Problem statement: Copy all the entries word for word, but omit the pictures.

==== Material to process ====

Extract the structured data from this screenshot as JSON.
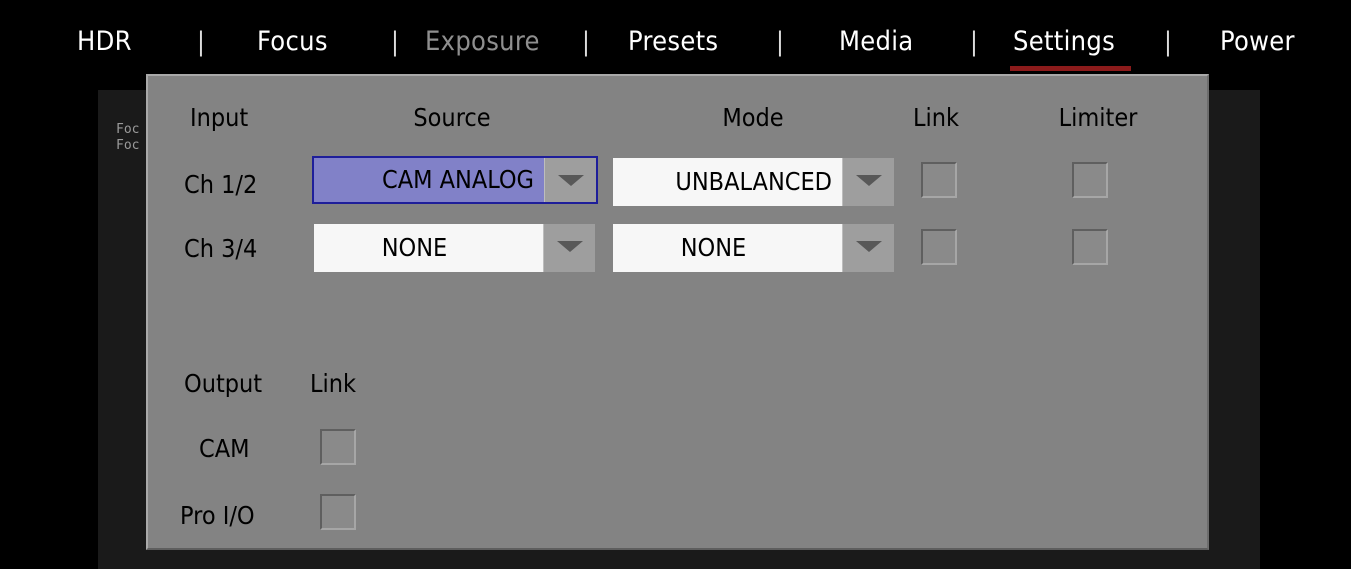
{
  "menu": {
    "tabs": [
      {
        "label": "HDR",
        "state": "normal"
      },
      {
        "label": "Focus",
        "state": "normal"
      },
      {
        "label": "Exposure",
        "state": "disabled"
      },
      {
        "label": "Presets",
        "state": "normal"
      },
      {
        "label": "Media",
        "state": "normal"
      },
      {
        "label": "Settings",
        "state": "active"
      },
      {
        "label": "Power",
        "state": "normal"
      }
    ],
    "separator": "|"
  },
  "background": {
    "line1": "Foc",
    "line2": "Foc"
  },
  "dialog": {
    "input_section": {
      "headers": {
        "input": "Input",
        "source": "Source",
        "mode": "Mode",
        "link": "Link",
        "limiter": "Limiter"
      },
      "rows": [
        {
          "label": "Ch 1/2",
          "source": "CAM ANALOG",
          "source_selected": true,
          "mode": "UNBALANCED",
          "link_checked": false,
          "limiter_checked": false
        },
        {
          "label": "Ch 3/4",
          "source": "NONE",
          "source_selected": false,
          "mode": "NONE",
          "link_checked": false,
          "limiter_checked": false
        }
      ]
    },
    "output_section": {
      "headers": {
        "output": "Output",
        "link": "Link"
      },
      "rows": [
        {
          "label": "CAM",
          "link_checked": false
        },
        {
          "label": "Pro I/O",
          "link_checked": false
        }
      ]
    }
  },
  "colors": {
    "dialog_bg": "#838383",
    "active_underline": "#8c1b1b",
    "selected_dropdown": "#8181c8",
    "selected_border": "#1e1e9a",
    "disabled_tab": "#8f8f8f"
  },
  "icons": {
    "dropdown_arrow": "chevron-down-icon"
  }
}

====

Exercise output:
Extract the structured data from this screenshot as JSON.
{
  "menu": {
    "tabs": [
      {
        "label": "HDR",
        "state": "normal"
      },
      {
        "label": "Focus",
        "state": "normal"
      },
      {
        "label": "Exposure",
        "state": "disabled"
      },
      {
        "label": "Presets",
        "state": "normal"
      },
      {
        "label": "Media",
        "state": "normal"
      },
      {
        "label": "Settings",
        "state": "active"
      },
      {
        "label": "Power",
        "state": "normal"
      }
    ],
    "separator": "|"
  },
  "background": {
    "line1": "Foc",
    "line2": "Foc"
  },
  "dialog": {
    "input_section": {
      "headers": {
        "input": "Input",
        "source": "Source",
        "mode": "Mode",
        "link": "Link",
        "limiter": "Limiter"
      },
      "rows": [
        {
          "label": "Ch 1/2",
          "source": "CAM ANALOG",
          "source_selected": true,
          "mode": "UNBALANCED",
          "link_checked": false,
          "limiter_checked": false
        },
        {
          "label": "Ch 3/4",
          "source": "NONE",
          "source_selected": false,
          "mode": "NONE",
          "link_checked": false,
          "limiter_checked": false
        }
      ]
    },
    "output_section": {
      "headers": {
        "output": "Output",
        "link": "Link"
      },
      "rows": [
        {
          "label": "CAM",
          "link_checked": false
        },
        {
          "label": "Pro I/O",
          "link_checked": false
        }
      ]
    }
  },
  "colors": {
    "dialog_bg": "#838383",
    "active_underline": "#8c1b1b",
    "selected_dropdown": "#8181c8",
    "selected_border": "#1e1e9a",
    "disabled_tab": "#8f8f8f"
  },
  "icons": {
    "dropdown_arrow": "chevron-down-icon"
  }
}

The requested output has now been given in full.